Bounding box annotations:
· · · ·

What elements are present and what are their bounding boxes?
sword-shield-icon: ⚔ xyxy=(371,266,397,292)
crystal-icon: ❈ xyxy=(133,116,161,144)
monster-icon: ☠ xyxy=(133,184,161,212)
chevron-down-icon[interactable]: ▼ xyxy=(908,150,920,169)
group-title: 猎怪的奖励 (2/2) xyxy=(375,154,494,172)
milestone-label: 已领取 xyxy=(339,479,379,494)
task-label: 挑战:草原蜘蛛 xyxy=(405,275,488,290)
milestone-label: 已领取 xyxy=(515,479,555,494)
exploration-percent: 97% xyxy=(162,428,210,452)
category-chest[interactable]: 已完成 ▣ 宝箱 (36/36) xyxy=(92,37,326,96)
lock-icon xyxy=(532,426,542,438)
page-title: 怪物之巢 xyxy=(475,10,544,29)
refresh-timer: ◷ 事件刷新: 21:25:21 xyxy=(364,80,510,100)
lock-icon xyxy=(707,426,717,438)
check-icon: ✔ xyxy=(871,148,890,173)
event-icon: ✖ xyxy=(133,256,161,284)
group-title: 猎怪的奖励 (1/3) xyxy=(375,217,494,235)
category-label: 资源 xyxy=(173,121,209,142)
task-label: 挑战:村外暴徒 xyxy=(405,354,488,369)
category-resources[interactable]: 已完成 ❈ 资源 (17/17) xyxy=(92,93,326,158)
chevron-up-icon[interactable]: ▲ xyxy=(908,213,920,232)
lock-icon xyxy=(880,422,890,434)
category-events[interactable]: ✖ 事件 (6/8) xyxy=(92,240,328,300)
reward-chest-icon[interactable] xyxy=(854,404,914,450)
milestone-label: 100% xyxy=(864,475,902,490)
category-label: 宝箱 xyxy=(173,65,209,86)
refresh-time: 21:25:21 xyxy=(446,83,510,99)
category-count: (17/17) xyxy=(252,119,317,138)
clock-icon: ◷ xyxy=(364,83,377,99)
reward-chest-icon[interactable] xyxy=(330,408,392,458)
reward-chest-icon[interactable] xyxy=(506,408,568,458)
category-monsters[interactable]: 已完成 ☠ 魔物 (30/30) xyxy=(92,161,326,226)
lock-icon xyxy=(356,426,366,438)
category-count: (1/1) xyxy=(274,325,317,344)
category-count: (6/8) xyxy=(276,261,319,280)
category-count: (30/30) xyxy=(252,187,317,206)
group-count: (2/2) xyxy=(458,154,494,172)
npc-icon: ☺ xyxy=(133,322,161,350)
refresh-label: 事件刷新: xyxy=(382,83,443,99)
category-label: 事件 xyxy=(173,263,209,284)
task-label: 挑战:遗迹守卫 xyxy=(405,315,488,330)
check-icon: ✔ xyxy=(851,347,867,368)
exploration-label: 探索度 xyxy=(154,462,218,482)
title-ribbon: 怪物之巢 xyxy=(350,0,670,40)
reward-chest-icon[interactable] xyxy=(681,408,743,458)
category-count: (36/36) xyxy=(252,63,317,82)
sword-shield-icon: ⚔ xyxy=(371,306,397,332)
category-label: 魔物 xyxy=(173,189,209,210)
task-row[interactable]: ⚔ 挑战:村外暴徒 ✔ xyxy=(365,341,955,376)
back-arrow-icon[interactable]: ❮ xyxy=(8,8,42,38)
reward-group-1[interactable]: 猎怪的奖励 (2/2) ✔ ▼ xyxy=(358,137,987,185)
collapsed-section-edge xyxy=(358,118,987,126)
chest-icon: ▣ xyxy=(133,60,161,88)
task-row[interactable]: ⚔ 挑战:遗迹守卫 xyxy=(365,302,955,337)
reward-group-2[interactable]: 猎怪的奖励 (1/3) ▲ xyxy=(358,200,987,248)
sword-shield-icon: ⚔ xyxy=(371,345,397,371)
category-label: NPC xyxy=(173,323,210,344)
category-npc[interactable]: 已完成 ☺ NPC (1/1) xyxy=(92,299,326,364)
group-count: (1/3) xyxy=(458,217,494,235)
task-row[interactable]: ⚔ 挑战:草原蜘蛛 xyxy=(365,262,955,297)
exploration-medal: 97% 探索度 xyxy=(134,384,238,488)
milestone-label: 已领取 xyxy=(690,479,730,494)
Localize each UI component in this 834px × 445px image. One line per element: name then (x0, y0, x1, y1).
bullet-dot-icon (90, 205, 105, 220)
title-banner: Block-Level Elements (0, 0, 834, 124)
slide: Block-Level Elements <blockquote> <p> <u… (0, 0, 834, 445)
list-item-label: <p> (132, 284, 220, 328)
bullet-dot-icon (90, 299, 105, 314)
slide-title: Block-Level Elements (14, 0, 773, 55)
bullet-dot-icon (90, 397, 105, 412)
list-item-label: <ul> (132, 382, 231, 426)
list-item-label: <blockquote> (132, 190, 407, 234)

· · · ·

OBJECTIVE: Reproduce the data above with every instance of "bullet-dot-icon" renamed to "bullet-point-icon", keeping all other lines and values unchanged.

FULL ANSWER:
What elements are present and what are their bounding boxes?
sword-shield-icon: ⚔ xyxy=(371,266,397,292)
crystal-icon: ❈ xyxy=(133,116,161,144)
monster-icon: ☠ xyxy=(133,184,161,212)
chevron-down-icon[interactable]: ▼ xyxy=(908,150,920,169)
group-title: 猎怪的奖励 (2/2) xyxy=(375,154,494,172)
milestone-label: 已领取 xyxy=(339,479,379,494)
task-label: 挑战:草原蜘蛛 xyxy=(405,275,488,290)
milestone-label: 已领取 xyxy=(515,479,555,494)
exploration-percent: 97% xyxy=(162,428,210,452)
category-chest[interactable]: 已完成 ▣ 宝箱 (36/36) xyxy=(92,37,326,96)
lock-icon xyxy=(532,426,542,438)
page-title: 怪物之巢 xyxy=(475,10,544,29)
refresh-timer: ◷ 事件刷新: 21:25:21 xyxy=(364,80,510,100)
lock-icon xyxy=(707,426,717,438)
check-icon: ✔ xyxy=(871,148,890,173)
event-icon: ✖ xyxy=(133,256,161,284)
group-title: 猎怪的奖励 (1/3) xyxy=(375,217,494,235)
category-label: 资源 xyxy=(173,121,209,142)
task-label: 挑战:村外暴徒 xyxy=(405,354,488,369)
category-resources[interactable]: 已完成 ❈ 资源 (17/17) xyxy=(92,93,326,158)
chevron-up-icon[interactable]: ▲ xyxy=(908,213,920,232)
lock-icon xyxy=(880,422,890,434)
category-events[interactable]: ✖ 事件 (6/8) xyxy=(92,240,328,300)
reward-chest-icon[interactable] xyxy=(854,404,914,450)
milestone-label: 100% xyxy=(864,475,902,490)
category-label: 宝箱 xyxy=(173,65,209,86)
refresh-time: 21:25:21 xyxy=(446,83,510,99)
category-count: (17/17) xyxy=(252,119,317,138)
clock-icon: ◷ xyxy=(364,83,377,99)
reward-chest-icon[interactable] xyxy=(330,408,392,458)
reward-chest-icon[interactable] xyxy=(506,408,568,458)
category-monsters[interactable]: 已完成 ☠ 魔物 (30/30) xyxy=(92,161,326,226)
lock-icon xyxy=(356,426,366,438)
category-count: (1/1) xyxy=(274,325,317,344)
category-count: (6/8) xyxy=(276,261,319,280)
category-count: (30/30) xyxy=(252,187,317,206)
group-count: (2/2) xyxy=(458,154,494,172)
npc-icon: ☺ xyxy=(133,322,161,350)
refresh-label: 事件刷新: xyxy=(382,83,443,99)
category-label: 事件 xyxy=(173,263,209,284)
task-label: 挑战:遗迹守卫 xyxy=(405,315,488,330)
check-icon: ✔ xyxy=(851,347,867,368)
exploration-label: 探索度 xyxy=(154,462,218,482)
title-ribbon: 怪物之巢 xyxy=(350,0,670,40)
reward-chest-icon[interactable] xyxy=(681,408,743,458)
category-count: (36/36) xyxy=(252,63,317,82)
sword-shield-icon: ⚔ xyxy=(371,306,397,332)
category-label: 魔物 xyxy=(173,189,209,210)
task-row[interactable]: ⚔ 挑战:村外暴徒 ✔ xyxy=(365,341,955,376)
back-arrow-icon[interactable]: ❮ xyxy=(8,8,42,38)
reward-group-1[interactable]: 猎怪的奖励 (2/2) ✔ ▼ xyxy=(358,137,987,185)
collapsed-section-edge xyxy=(358,118,987,126)
chest-icon: ▣ xyxy=(133,60,161,88)
task-row[interactable]: ⚔ 挑战:遗迹守卫 xyxy=(365,302,955,337)
reward-group-2[interactable]: 猎怪的奖励 (1/3) ▲ xyxy=(358,200,987,248)
sword-shield-icon: ⚔ xyxy=(371,345,397,371)
category-label: NPC xyxy=(173,323,210,344)
category-npc[interactable]: 已完成 ☺ NPC (1/1) xyxy=(92,299,326,364)
group-count: (1/3) xyxy=(458,217,494,235)
task-row[interactable]: ⚔ 挑战:草原蜘蛛 xyxy=(365,262,955,297)
exploration-medal: 97% 探索度 xyxy=(134,384,238,488)
milestone-label: 已领取 xyxy=(690,479,730,494)
Localize each UI component in this 834px × 445px image. One line per element: name then (x0, y0, x1, y1).
bullet-point-icon (90, 205, 105, 220)
title-banner: Block-Level Elements (0, 0, 834, 124)
slide: Block-Level Elements <blockquote> <p> <u… (0, 0, 834, 445)
list-item-label: <p> (132, 284, 220, 328)
bullet-point-icon (90, 299, 105, 314)
slide-title: Block-Level Elements (14, 0, 773, 55)
bullet-point-icon (90, 397, 105, 412)
list-item-label: <ul> (132, 382, 231, 426)
list-item-label: <blockquote> (132, 190, 407, 234)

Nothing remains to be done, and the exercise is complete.